**Stated exercise:** Please output the records below in full, exactly as given, but without the images.

**Information provided:**
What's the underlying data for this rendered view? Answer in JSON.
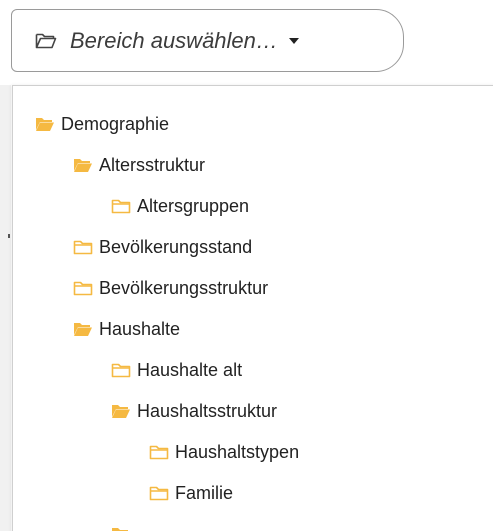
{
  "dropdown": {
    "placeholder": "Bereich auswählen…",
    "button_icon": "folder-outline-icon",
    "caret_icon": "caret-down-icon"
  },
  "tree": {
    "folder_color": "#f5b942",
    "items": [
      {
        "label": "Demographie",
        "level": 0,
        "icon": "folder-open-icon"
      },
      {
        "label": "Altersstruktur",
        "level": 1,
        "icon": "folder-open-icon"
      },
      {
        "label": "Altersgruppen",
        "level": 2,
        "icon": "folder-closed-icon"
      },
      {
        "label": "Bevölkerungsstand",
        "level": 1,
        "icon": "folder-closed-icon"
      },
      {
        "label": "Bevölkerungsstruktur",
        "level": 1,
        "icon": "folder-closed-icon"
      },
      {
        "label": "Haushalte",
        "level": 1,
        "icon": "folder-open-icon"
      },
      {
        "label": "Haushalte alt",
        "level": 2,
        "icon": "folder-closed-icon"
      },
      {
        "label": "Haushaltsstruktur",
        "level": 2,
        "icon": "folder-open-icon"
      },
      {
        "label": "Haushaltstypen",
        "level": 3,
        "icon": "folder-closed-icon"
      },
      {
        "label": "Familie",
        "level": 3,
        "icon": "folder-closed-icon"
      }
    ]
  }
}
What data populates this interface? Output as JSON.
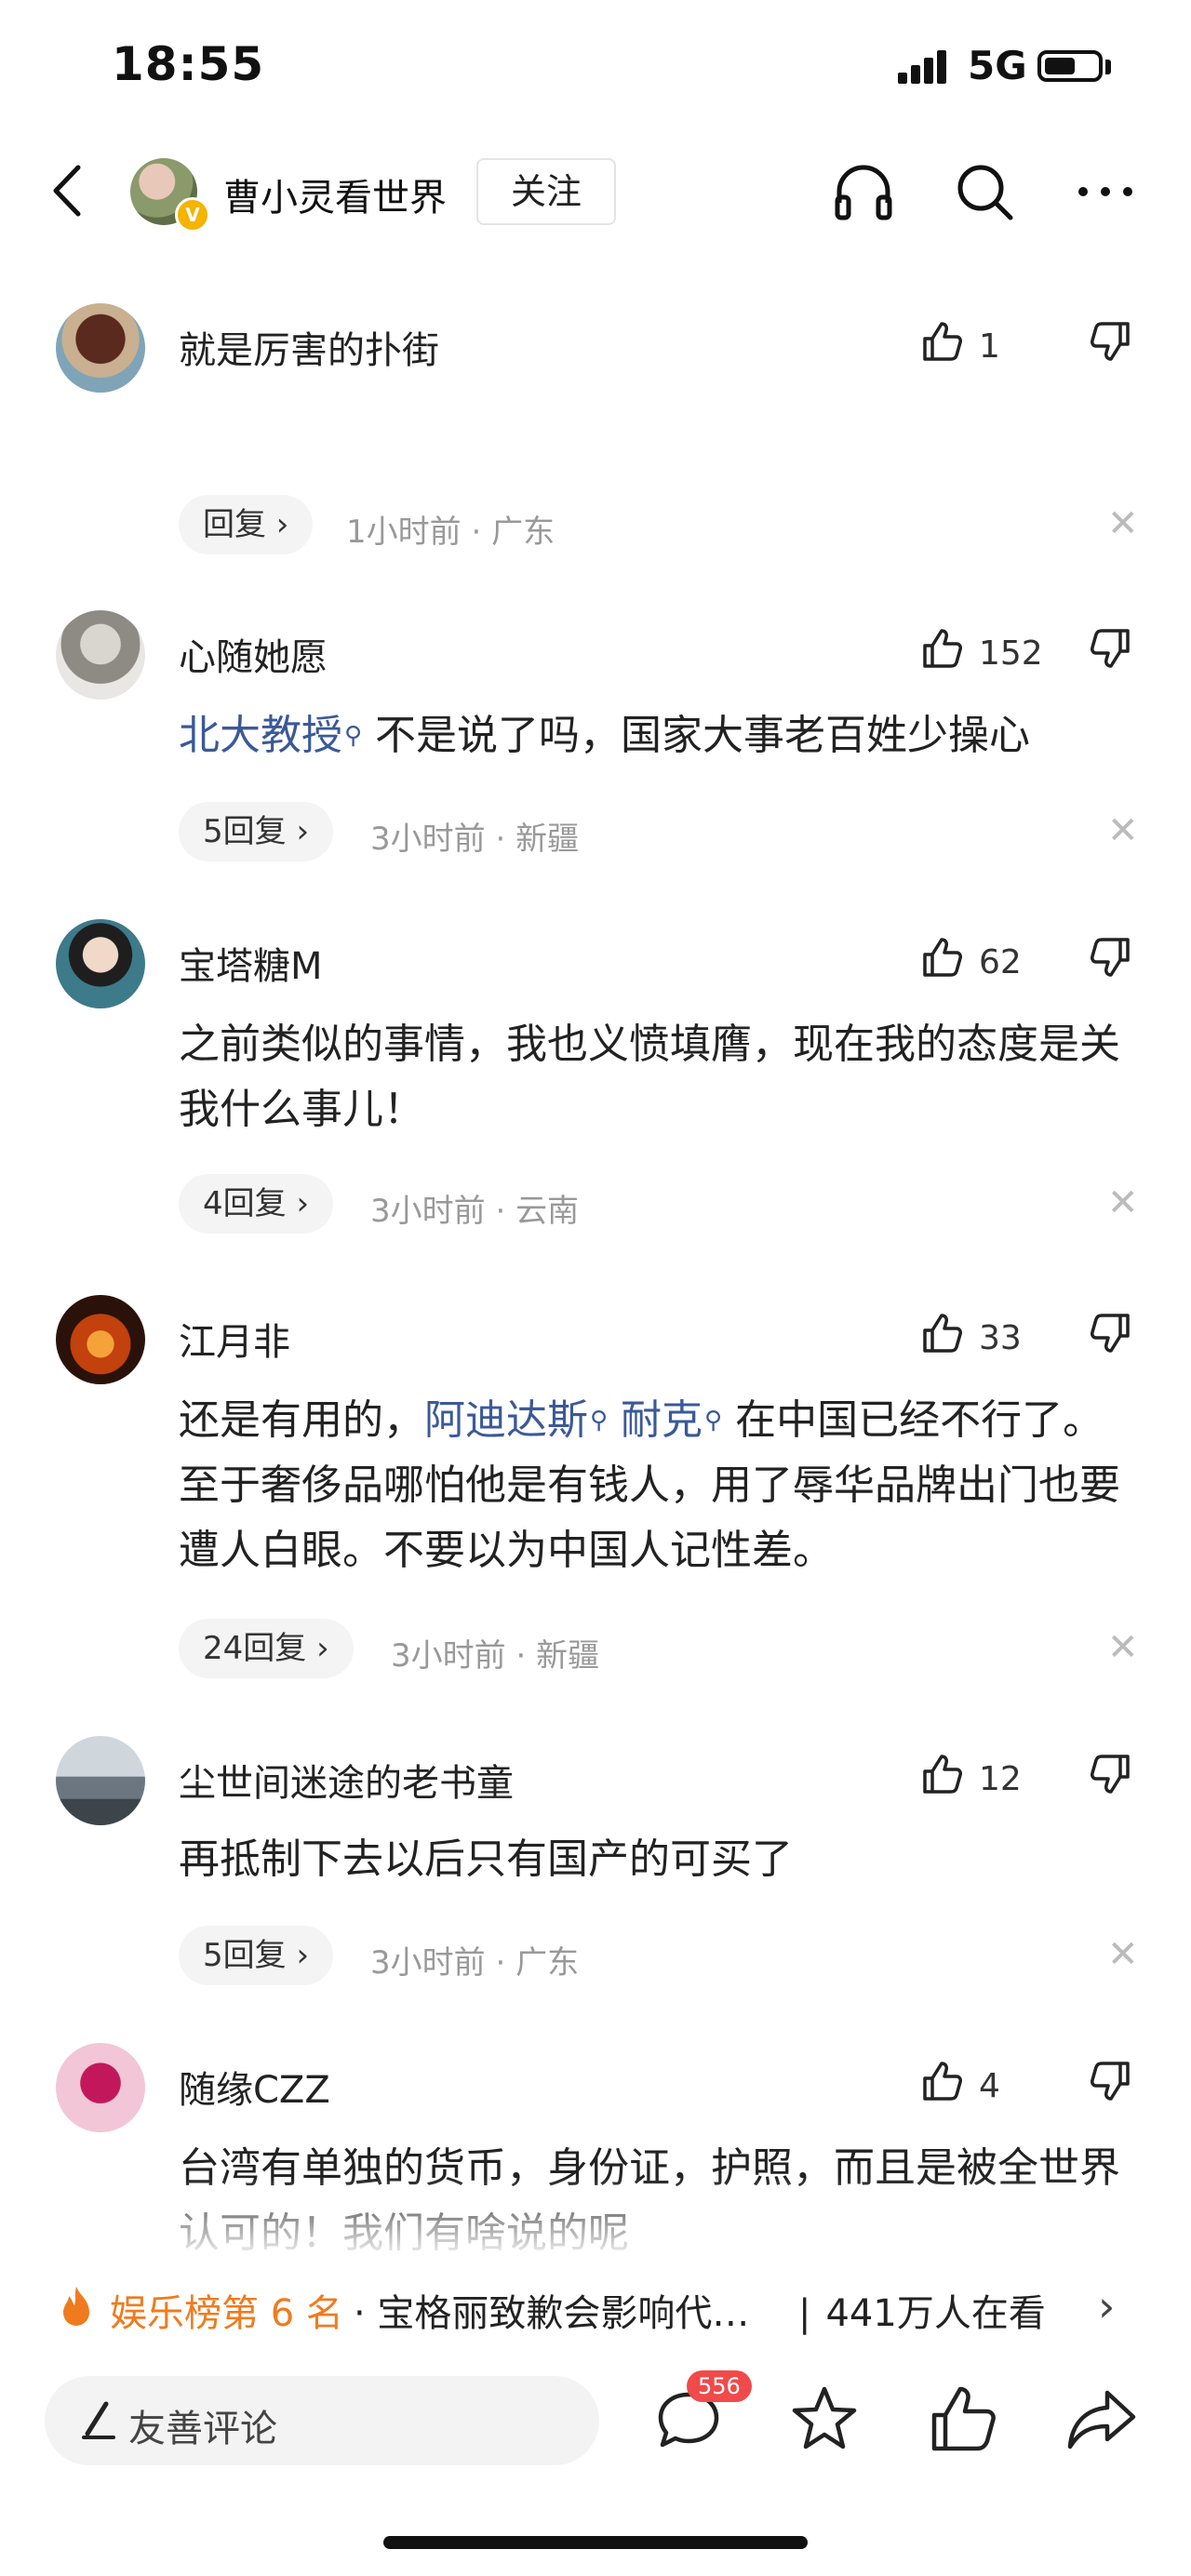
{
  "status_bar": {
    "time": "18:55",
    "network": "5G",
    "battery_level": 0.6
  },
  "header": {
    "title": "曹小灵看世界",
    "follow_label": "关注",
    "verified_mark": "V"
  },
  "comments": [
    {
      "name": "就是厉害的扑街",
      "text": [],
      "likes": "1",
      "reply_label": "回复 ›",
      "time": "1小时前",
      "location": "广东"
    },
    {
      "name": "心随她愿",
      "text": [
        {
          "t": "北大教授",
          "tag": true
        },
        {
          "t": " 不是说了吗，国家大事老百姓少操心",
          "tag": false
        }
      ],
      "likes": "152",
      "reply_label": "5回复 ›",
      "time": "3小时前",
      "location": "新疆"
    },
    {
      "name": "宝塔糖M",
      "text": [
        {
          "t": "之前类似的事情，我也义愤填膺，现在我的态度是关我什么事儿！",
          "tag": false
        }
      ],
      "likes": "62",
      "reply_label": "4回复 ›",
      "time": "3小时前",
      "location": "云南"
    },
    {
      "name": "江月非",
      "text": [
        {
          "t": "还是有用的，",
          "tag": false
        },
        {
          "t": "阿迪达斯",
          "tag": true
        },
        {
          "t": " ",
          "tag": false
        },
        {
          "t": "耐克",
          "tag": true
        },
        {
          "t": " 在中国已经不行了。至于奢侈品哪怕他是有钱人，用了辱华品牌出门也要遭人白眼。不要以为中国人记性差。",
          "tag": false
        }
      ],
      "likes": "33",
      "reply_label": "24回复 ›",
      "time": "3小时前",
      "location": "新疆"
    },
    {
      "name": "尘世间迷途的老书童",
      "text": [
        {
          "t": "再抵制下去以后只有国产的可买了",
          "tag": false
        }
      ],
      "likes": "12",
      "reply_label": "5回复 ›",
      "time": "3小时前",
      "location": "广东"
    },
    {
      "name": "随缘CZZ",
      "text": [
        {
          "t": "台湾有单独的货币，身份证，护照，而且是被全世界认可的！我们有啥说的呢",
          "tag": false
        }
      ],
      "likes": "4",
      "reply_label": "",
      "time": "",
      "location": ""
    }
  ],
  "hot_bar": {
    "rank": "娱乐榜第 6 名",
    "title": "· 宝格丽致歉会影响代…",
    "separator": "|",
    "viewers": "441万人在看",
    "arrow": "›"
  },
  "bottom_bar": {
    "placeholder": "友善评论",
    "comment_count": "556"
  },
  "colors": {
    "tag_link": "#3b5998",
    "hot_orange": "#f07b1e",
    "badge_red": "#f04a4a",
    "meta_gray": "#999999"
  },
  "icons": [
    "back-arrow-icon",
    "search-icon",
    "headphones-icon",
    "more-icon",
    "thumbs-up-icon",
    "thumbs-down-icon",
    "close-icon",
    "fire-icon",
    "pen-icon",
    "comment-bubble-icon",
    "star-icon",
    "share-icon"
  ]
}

**Full solution:**
What's the underlying data for this rendered view? Answer in JSON.
{
  "dropdown": {
    "placeholder": "Bereich auswählen…",
    "button_icon": "folder-outline-icon",
    "caret_icon": "caret-down-icon"
  },
  "tree": {
    "folder_color": "#f5b942",
    "items": [
      {
        "label": "Demographie",
        "level": 0,
        "icon": "folder-open-icon"
      },
      {
        "label": "Altersstruktur",
        "level": 1,
        "icon": "folder-open-icon"
      },
      {
        "label": "Altersgruppen",
        "level": 2,
        "icon": "folder-closed-icon"
      },
      {
        "label": "Bevölkerungsstand",
        "level": 1,
        "icon": "folder-closed-icon"
      },
      {
        "label": "Bevölkerungsstruktur",
        "level": 1,
        "icon": "folder-closed-icon"
      },
      {
        "label": "Haushalte",
        "level": 1,
        "icon": "folder-open-icon"
      },
      {
        "label": "Haushalte alt",
        "level": 2,
        "icon": "folder-closed-icon"
      },
      {
        "label": "Haushaltsstruktur",
        "level": 2,
        "icon": "folder-open-icon"
      },
      {
        "label": "Haushaltstypen",
        "level": 3,
        "icon": "folder-closed-icon"
      },
      {
        "label": "Familie",
        "level": 3,
        "icon": "folder-closed-icon"
      }
    ]
  }
}
What data populates this interface? Output as JSON.
{
  "status_bar": {
    "time": "18:55",
    "network": "5G",
    "battery_level": 0.6
  },
  "header": {
    "title": "曹小灵看世界",
    "follow_label": "关注",
    "verified_mark": "V"
  },
  "comments": [
    {
      "name": "就是厉害的扑街",
      "text": [],
      "likes": "1",
      "reply_label": "回复 ›",
      "time": "1小时前",
      "location": "广东"
    },
    {
      "name": "心随她愿",
      "text": [
        {
          "t": "北大教授",
          "tag": true
        },
        {
          "t": " 不是说了吗，国家大事老百姓少操心",
          "tag": false
        }
      ],
      "likes": "152",
      "reply_label": "5回复 ›",
      "time": "3小时前",
      "location": "新疆"
    },
    {
      "name": "宝塔糖M",
      "text": [
        {
          "t": "之前类似的事情，我也义愤填膺，现在我的态度是关我什么事儿！",
          "tag": false
        }
      ],
      "likes": "62",
      "reply_label": "4回复 ›",
      "time": "3小时前",
      "location": "云南"
    },
    {
      "name": "江月非",
      "text": [
        {
          "t": "还是有用的，",
          "tag": false
        },
        {
          "t": "阿迪达斯",
          "tag": true
        },
        {
          "t": " ",
          "tag": false
        },
        {
          "t": "耐克",
          "tag": true
        },
        {
          "t": " 在中国已经不行了。至于奢侈品哪怕他是有钱人，用了辱华品牌出门也要遭人白眼。不要以为中国人记性差。",
          "tag": false
        }
      ],
      "likes": "33",
      "reply_label": "24回复 ›",
      "time": "3小时前",
      "location": "新疆"
    },
    {
      "name": "尘世间迷途的老书童",
      "text": [
        {
          "t": "再抵制下去以后只有国产的可买了",
          "tag": false
        }
      ],
      "likes": "12",
      "reply_label": "5回复 ›",
      "time": "3小时前",
      "location": "广东"
    },
    {
      "name": "随缘CZZ",
      "text": [
        {
          "t": "台湾有单独的货币，身份证，护照，而且是被全世界认可的！我们有啥说的呢",
          "tag": false
        }
      ],
      "likes": "4",
      "reply_label": "",
      "time": "",
      "location": ""
    }
  ],
  "hot_bar": {
    "rank": "娱乐榜第 6 名",
    "title": "· 宝格丽致歉会影响代…",
    "separator": "|",
    "viewers": "441万人在看",
    "arrow": "›"
  },
  "bottom_bar": {
    "placeholder": "友善评论",
    "comment_count": "556"
  },
  "colors": {
    "tag_link": "#3b5998",
    "hot_orange": "#f07b1e",
    "badge_red": "#f04a4a",
    "meta_gray": "#999999"
  },
  "icons": [
    "back-arrow-icon",
    "search-icon",
    "headphones-icon",
    "more-icon",
    "thumbs-up-icon",
    "thumbs-down-icon",
    "close-icon",
    "fire-icon",
    "pen-icon",
    "comment-bubble-icon",
    "star-icon",
    "share-icon"
  ]
}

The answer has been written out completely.